Copy out all lines carrying the word "жизни".

..........

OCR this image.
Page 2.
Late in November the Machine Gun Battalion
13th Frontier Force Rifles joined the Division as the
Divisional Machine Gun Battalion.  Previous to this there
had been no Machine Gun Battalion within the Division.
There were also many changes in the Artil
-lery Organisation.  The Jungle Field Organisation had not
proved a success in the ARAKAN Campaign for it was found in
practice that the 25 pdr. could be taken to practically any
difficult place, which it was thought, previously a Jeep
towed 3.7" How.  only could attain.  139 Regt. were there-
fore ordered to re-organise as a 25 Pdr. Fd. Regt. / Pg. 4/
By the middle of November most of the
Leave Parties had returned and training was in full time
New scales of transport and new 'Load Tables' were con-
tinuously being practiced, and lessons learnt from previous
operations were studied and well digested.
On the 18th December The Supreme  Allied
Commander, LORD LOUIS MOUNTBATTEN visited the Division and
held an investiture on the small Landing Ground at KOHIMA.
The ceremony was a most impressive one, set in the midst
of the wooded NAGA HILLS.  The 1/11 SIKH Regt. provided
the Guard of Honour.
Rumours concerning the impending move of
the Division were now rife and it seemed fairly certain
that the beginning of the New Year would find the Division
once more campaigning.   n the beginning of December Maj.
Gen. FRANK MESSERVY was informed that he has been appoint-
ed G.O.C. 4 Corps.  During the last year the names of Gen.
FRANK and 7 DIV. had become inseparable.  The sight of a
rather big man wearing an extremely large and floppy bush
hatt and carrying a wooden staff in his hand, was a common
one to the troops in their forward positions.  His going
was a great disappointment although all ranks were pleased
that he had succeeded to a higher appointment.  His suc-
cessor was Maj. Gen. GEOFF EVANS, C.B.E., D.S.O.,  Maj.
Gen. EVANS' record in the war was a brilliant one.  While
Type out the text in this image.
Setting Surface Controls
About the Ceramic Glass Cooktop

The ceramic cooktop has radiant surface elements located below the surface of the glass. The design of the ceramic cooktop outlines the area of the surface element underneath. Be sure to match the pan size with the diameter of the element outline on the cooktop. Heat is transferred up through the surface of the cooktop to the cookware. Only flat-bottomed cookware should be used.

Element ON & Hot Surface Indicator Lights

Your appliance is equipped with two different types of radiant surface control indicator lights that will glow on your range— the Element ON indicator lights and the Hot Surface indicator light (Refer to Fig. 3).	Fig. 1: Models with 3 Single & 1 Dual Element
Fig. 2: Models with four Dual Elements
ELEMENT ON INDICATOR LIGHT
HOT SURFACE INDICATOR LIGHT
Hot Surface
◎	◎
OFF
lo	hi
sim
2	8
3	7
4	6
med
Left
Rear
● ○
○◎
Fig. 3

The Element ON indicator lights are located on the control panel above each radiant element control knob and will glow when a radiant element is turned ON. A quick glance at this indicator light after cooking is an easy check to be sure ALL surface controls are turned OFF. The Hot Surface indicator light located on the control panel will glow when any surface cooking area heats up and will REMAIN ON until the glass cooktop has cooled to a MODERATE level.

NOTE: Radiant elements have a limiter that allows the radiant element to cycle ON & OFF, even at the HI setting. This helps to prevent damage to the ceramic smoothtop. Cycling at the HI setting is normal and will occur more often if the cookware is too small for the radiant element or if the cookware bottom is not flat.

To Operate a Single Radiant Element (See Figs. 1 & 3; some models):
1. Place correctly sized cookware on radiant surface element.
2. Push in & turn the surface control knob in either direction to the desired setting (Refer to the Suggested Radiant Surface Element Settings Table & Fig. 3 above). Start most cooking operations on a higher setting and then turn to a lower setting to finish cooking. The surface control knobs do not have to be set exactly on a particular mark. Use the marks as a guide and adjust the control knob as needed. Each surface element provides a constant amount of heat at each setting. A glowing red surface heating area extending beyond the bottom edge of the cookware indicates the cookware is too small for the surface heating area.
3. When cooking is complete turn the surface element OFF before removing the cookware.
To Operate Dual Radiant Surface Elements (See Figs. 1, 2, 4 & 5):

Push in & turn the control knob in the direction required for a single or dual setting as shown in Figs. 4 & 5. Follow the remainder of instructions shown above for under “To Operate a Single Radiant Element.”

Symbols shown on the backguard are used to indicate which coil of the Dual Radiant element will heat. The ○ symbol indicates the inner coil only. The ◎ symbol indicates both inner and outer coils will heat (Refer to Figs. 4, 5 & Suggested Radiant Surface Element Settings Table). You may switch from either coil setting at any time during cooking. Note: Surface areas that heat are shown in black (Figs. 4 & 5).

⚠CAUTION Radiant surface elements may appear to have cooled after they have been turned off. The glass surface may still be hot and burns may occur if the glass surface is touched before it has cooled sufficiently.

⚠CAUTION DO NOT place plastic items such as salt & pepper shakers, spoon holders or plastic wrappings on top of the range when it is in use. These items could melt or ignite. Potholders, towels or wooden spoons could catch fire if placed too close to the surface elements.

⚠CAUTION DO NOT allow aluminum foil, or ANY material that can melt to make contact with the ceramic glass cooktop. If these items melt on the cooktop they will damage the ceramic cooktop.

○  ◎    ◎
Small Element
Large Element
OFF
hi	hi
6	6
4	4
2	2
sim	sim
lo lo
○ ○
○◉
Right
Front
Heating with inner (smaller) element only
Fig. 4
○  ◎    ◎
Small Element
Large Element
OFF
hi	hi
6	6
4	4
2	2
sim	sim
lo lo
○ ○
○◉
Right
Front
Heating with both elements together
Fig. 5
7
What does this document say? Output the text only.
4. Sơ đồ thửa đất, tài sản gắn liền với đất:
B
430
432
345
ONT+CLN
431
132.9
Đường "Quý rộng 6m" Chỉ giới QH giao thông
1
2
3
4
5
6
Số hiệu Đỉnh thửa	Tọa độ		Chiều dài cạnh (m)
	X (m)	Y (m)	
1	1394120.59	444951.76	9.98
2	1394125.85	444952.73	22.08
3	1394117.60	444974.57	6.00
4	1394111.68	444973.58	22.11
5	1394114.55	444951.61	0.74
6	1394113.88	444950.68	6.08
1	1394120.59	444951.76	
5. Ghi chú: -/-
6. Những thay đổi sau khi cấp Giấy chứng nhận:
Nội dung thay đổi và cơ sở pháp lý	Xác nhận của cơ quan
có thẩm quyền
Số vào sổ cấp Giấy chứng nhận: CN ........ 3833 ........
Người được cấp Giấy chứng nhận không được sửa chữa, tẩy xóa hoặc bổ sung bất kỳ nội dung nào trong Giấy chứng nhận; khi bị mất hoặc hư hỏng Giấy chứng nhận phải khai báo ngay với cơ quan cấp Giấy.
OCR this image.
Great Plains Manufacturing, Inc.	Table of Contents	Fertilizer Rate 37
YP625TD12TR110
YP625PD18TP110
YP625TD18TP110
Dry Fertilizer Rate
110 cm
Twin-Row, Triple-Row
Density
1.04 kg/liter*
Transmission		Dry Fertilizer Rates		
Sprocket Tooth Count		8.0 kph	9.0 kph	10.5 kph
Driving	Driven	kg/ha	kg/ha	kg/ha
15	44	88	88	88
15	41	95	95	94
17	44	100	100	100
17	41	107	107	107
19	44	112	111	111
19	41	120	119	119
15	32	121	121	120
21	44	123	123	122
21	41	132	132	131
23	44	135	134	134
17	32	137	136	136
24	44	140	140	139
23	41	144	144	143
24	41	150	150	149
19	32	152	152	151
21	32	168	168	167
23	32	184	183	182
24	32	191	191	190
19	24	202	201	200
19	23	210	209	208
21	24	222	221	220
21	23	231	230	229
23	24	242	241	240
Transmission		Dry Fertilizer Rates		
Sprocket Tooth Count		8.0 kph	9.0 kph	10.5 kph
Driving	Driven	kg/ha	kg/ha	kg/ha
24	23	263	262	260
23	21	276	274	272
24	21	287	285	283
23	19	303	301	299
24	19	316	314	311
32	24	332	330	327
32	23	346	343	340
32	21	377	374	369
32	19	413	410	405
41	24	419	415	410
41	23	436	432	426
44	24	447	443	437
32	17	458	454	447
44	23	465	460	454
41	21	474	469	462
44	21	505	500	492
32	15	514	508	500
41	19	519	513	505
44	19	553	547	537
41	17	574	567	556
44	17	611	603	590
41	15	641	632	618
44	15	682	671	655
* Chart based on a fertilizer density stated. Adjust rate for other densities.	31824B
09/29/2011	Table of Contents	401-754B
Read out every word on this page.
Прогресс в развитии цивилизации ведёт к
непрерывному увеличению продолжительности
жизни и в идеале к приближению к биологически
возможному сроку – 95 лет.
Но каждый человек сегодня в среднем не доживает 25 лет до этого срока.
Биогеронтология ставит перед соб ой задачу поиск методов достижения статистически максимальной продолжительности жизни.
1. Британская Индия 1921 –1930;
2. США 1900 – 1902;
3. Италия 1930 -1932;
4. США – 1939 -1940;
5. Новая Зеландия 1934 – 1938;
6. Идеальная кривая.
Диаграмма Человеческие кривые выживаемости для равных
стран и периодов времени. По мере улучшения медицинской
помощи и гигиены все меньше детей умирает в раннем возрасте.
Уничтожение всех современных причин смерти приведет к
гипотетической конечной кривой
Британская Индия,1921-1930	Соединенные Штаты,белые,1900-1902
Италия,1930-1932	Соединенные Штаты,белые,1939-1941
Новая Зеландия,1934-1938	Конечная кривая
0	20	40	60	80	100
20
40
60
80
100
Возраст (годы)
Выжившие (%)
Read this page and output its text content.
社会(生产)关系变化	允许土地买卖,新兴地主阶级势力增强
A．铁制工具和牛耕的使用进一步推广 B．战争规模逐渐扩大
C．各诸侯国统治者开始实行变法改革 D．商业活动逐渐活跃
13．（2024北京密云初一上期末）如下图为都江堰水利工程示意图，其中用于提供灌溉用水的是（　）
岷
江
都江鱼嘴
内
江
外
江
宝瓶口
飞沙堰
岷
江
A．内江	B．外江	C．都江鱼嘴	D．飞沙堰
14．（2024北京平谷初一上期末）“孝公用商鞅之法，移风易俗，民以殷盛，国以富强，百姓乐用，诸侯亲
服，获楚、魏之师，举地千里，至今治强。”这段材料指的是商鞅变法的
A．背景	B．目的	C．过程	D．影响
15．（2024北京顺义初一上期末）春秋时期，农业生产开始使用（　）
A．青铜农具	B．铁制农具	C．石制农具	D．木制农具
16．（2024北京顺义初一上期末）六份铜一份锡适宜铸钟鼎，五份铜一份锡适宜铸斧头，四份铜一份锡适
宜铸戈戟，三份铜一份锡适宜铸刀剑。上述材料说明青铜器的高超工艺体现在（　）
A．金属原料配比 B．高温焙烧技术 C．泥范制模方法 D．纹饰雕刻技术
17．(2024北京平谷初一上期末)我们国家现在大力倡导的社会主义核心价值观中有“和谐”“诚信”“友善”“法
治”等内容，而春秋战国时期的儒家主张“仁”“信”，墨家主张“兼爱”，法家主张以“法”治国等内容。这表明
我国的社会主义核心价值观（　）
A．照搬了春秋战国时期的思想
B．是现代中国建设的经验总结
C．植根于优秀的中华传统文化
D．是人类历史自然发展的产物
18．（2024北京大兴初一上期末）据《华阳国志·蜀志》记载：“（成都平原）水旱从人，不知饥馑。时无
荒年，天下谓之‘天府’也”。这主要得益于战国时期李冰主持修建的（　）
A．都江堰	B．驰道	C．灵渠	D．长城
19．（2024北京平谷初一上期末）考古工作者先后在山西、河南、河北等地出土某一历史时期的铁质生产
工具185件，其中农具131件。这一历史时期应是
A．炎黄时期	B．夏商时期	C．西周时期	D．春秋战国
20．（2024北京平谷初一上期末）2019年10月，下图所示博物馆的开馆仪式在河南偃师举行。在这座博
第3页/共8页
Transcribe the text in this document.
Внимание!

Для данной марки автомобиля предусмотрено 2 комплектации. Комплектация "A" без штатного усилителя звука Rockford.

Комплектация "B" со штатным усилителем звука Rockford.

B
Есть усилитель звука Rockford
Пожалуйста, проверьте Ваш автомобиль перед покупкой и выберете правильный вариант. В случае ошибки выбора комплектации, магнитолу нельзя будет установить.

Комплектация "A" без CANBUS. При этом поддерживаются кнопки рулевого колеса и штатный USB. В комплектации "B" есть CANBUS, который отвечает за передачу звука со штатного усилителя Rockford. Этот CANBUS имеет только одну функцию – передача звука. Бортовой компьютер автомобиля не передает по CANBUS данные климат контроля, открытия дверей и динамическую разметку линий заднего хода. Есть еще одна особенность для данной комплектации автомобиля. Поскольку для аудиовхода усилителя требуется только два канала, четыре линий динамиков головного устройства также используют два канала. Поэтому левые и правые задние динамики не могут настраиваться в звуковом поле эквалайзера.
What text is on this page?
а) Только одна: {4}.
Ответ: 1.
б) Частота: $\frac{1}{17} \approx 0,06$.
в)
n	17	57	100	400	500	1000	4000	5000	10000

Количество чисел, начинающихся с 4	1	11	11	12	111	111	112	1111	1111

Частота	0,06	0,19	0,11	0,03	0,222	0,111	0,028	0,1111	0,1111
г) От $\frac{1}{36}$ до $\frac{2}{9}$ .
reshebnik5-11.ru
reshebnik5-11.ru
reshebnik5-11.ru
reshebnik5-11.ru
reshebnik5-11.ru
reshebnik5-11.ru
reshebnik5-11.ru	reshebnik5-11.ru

..........

*RIGHT ANSWER*
жизни и в идеале к приближению к биологически
Биогеронтология ставит перед соб ой задачу поиск методов достижения статистически максимальной продолжительности жизни.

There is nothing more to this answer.